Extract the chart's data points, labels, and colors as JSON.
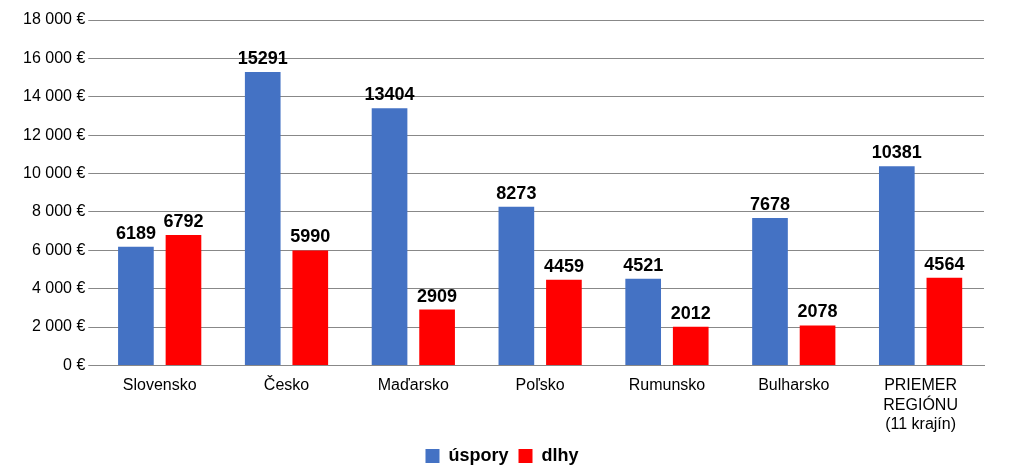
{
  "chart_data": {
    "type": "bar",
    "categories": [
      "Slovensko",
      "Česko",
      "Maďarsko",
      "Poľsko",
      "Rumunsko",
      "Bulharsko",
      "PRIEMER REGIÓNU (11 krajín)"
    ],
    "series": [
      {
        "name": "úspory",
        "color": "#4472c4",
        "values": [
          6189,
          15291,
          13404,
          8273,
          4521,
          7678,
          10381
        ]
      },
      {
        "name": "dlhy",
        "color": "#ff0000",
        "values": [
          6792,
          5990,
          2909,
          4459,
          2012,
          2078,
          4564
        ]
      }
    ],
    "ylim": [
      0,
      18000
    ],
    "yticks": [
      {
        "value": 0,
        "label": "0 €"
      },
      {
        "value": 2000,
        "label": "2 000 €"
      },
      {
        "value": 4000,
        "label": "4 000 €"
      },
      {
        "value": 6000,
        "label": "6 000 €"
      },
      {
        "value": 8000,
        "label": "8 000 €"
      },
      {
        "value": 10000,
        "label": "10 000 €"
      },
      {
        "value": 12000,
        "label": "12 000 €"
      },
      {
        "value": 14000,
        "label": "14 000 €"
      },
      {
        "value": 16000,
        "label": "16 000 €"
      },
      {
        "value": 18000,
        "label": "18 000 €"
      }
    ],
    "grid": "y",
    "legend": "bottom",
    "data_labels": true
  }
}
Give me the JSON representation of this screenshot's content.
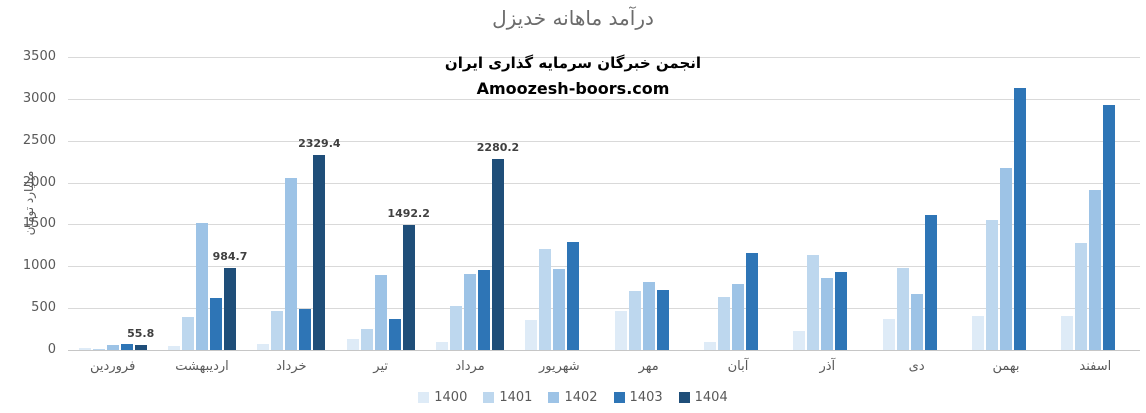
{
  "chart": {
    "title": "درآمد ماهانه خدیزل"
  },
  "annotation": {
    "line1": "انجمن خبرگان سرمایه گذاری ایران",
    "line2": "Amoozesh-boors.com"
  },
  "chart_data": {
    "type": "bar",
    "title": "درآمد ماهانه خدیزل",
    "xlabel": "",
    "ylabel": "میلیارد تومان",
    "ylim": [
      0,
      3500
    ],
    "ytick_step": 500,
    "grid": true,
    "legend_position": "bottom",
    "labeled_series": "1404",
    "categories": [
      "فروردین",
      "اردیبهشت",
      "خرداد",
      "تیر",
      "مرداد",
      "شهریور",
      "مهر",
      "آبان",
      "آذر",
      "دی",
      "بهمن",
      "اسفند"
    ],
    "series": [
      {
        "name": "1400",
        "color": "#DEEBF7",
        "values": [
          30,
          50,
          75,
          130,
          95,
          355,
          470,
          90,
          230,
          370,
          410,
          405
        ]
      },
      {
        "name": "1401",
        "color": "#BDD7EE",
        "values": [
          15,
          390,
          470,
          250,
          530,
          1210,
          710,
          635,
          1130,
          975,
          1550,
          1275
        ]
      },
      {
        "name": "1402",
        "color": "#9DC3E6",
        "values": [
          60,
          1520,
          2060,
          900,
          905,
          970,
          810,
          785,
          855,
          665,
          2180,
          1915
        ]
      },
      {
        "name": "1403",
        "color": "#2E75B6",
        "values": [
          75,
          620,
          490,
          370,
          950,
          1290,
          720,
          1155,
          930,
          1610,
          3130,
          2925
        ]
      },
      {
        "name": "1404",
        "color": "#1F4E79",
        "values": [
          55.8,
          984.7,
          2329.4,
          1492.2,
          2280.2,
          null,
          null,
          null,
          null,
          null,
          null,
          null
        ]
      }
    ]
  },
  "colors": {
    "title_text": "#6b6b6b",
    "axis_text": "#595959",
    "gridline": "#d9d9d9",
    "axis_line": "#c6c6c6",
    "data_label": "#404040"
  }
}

**Task goal**
All of the data needs repeating exactly, but the pictures do not.

**Worked answer**
Extract the chart's data points, labels, and colors as JSON.
{
  "chart_data": {
    "type": "bar",
    "categories": [
      "Slovensko",
      "Česko",
      "Maďarsko",
      "Poľsko",
      "Rumunsko",
      "Bulharsko",
      "PRIEMER REGIÓNU (11 krajín)"
    ],
    "series": [
      {
        "name": "úspory",
        "color": "#4472c4",
        "values": [
          6189,
          15291,
          13404,
          8273,
          4521,
          7678,
          10381
        ]
      },
      {
        "name": "dlhy",
        "color": "#ff0000",
        "values": [
          6792,
          5990,
          2909,
          4459,
          2012,
          2078,
          4564
        ]
      }
    ],
    "ylim": [
      0,
      18000
    ],
    "yticks": [
      {
        "value": 0,
        "label": "0 €"
      },
      {
        "value": 2000,
        "label": "2 000 €"
      },
      {
        "value": 4000,
        "label": "4 000 €"
      },
      {
        "value": 6000,
        "label": "6 000 €"
      },
      {
        "value": 8000,
        "label": "8 000 €"
      },
      {
        "value": 10000,
        "label": "10 000 €"
      },
      {
        "value": 12000,
        "label": "12 000 €"
      },
      {
        "value": 14000,
        "label": "14 000 €"
      },
      {
        "value": 16000,
        "label": "16 000 €"
      },
      {
        "value": 18000,
        "label": "18 000 €"
      }
    ],
    "grid": "y",
    "legend": "bottom",
    "data_labels": true
  }
}
Give me the JSON representation of this screenshot's content.
{
  "chart": {
    "title": "درآمد ماهانه خدیزل"
  },
  "annotation": {
    "line1": "انجمن خبرگان سرمایه گذاری ایران",
    "line2": "Amoozesh-boors.com"
  },
  "chart_data": {
    "type": "bar",
    "title": "درآمد ماهانه خدیزل",
    "xlabel": "",
    "ylabel": "میلیارد تومان",
    "ylim": [
      0,
      3500
    ],
    "ytick_step": 500,
    "grid": true,
    "legend_position": "bottom",
    "labeled_series": "1404",
    "categories": [
      "فروردین",
      "اردیبهشت",
      "خرداد",
      "تیر",
      "مرداد",
      "شهریور",
      "مهر",
      "آبان",
      "آذر",
      "دی",
      "بهمن",
      "اسفند"
    ],
    "series": [
      {
        "name": "1400",
        "color": "#DEEBF7",
        "values": [
          30,
          50,
          75,
          130,
          95,
          355,
          470,
          90,
          230,
          370,
          410,
          405
        ]
      },
      {
        "name": "1401",
        "color": "#BDD7EE",
        "values": [
          15,
          390,
          470,
          250,
          530,
          1210,
          710,
          635,
          1130,
          975,
          1550,
          1275
        ]
      },
      {
        "name": "1402",
        "color": "#9DC3E6",
        "values": [
          60,
          1520,
          2060,
          900,
          905,
          970,
          810,
          785,
          855,
          665,
          2180,
          1915
        ]
      },
      {
        "name": "1403",
        "color": "#2E75B6",
        "values": [
          75,
          620,
          490,
          370,
          950,
          1290,
          720,
          1155,
          930,
          1610,
          3130,
          2925
        ]
      },
      {
        "name": "1404",
        "color": "#1F4E79",
        "values": [
          55.8,
          984.7,
          2329.4,
          1492.2,
          2280.2,
          null,
          null,
          null,
          null,
          null,
          null,
          null
        ]
      }
    ]
  },
  "colors": {
    "title_text": "#6b6b6b",
    "axis_text": "#595959",
    "gridline": "#d9d9d9",
    "axis_line": "#c6c6c6",
    "data_label": "#404040"
  }
}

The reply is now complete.